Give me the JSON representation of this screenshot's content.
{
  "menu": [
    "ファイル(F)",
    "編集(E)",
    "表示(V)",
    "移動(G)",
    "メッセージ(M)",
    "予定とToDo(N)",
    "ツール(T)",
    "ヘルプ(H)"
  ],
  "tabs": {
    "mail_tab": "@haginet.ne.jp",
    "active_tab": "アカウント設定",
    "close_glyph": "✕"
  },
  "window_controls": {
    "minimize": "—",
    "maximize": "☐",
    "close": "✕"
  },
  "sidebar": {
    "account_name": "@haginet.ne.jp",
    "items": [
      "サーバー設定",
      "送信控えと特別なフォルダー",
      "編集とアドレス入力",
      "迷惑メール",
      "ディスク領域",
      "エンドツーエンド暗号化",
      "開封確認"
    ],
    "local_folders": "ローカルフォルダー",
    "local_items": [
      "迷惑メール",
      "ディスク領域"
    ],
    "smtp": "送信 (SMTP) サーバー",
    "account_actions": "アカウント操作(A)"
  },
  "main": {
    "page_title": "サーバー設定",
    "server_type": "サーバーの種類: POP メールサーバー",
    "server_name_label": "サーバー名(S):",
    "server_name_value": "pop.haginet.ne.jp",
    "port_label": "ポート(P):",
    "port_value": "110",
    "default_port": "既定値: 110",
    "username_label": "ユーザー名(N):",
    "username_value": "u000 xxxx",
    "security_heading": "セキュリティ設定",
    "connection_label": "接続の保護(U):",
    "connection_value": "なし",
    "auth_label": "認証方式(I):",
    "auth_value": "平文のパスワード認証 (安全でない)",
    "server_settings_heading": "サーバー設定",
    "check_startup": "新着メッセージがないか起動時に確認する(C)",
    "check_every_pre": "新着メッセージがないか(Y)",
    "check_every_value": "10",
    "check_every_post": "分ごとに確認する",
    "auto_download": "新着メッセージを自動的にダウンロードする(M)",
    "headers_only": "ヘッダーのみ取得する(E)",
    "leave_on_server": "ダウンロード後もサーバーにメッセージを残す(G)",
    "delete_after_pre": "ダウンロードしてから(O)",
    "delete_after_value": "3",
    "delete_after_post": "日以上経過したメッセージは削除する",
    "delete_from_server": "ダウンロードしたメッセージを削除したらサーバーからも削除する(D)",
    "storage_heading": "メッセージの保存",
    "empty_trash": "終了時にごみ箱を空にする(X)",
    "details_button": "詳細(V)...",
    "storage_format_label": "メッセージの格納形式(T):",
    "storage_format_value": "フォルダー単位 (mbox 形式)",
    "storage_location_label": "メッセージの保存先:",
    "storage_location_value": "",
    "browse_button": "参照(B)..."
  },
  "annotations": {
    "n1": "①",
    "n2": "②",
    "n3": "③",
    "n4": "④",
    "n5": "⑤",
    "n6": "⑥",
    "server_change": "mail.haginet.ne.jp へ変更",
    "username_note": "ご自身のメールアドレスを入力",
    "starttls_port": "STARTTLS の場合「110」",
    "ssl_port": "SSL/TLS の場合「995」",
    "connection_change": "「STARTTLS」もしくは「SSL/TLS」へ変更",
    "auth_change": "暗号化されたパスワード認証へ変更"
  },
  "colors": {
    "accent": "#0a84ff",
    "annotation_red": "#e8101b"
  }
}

▬▬▬▬▬▬

# [What the task asks]
Please return the data above exactly as given.

# [Task result]
Give me the JSON representation of this screenshot's content.
{
  "menu": [
    "ファイル(F)",
    "編集(E)",
    "表示(V)",
    "移動(G)",
    "メッセージ(M)",
    "予定とToDo(N)",
    "ツール(T)",
    "ヘルプ(H)"
  ],
  "tabs": {
    "mail_tab": "@haginet.ne.jp",
    "active_tab": "アカウント設定",
    "close_glyph": "✕"
  },
  "window_controls": {
    "minimize": "—",
    "maximize": "☐",
    "close": "✕"
  },
  "sidebar": {
    "account_name": "@haginet.ne.jp",
    "items": [
      "サーバー設定",
      "送信控えと特別なフォルダー",
      "編集とアドレス入力",
      "迷惑メール",
      "ディスク領域",
      "エンドツーエンド暗号化",
      "開封確認"
    ],
    "local_folders": "ローカルフォルダー",
    "local_items": [
      "迷惑メール",
      "ディスク領域"
    ],
    "smtp": "送信 (SMTP) サーバー",
    "account_actions": "アカウント操作(A)"
  },
  "main": {
    "page_title": "サーバー設定",
    "server_type": "サーバーの種類: POP メールサーバー",
    "server_name_label": "サーバー名(S):",
    "server_name_value": "pop.haginet.ne.jp",
    "port_label": "ポート(P):",
    "port_value": "110",
    "default_port": "既定値: 110",
    "username_label": "ユーザー名(N):",
    "username_value": "u000 xxxx",
    "security_heading": "セキュリティ設定",
    "connection_label": "接続の保護(U):",
    "connection_value": "なし",
    "auth_label": "認証方式(I):",
    "auth_value": "平文のパスワード認証 (安全でない)",
    "server_settings_heading": "サーバー設定",
    "check_startup": "新着メッセージがないか起動時に確認する(C)",
    "check_every_pre": "新着メッセージがないか(Y)",
    "check_every_value": "10",
    "check_every_post": "分ごとに確認する",
    "auto_download": "新着メッセージを自動的にダウンロードする(M)",
    "headers_only": "ヘッダーのみ取得する(E)",
    "leave_on_server": "ダウンロード後もサーバーにメッセージを残す(G)",
    "delete_after_pre": "ダウンロードしてから(O)",
    "delete_after_value": "3",
    "delete_after_post": "日以上経過したメッセージは削除する",
    "delete_from_server": "ダウンロードしたメッセージを削除したらサーバーからも削除する(D)",
    "storage_heading": "メッセージの保存",
    "empty_trash": "終了時にごみ箱を空にする(X)",
    "details_button": "詳細(V)...",
    "storage_format_label": "メッセージの格納形式(T):",
    "storage_format_value": "フォルダー単位 (mbox 形式)",
    "storage_location_label": "メッセージの保存先:",
    "storage_location_value": "",
    "browse_button": "参照(B)..."
  },
  "annotations": {
    "n1": "①",
    "n2": "②",
    "n3": "③",
    "n4": "④",
    "n5": "⑤",
    "n6": "⑥",
    "server_change": "mail.haginet.ne.jp へ変更",
    "username_note": "ご自身のメールアドレスを入力",
    "starttls_port": "STARTTLS の場合「110」",
    "ssl_port": "SSL/TLS の場合「995」",
    "connection_change": "「STARTTLS」もしくは「SSL/TLS」へ変更",
    "auth_change": "暗号化されたパスワード認証へ変更"
  },
  "colors": {
    "accent": "#0a84ff",
    "annotation_red": "#e8101b"
  }
}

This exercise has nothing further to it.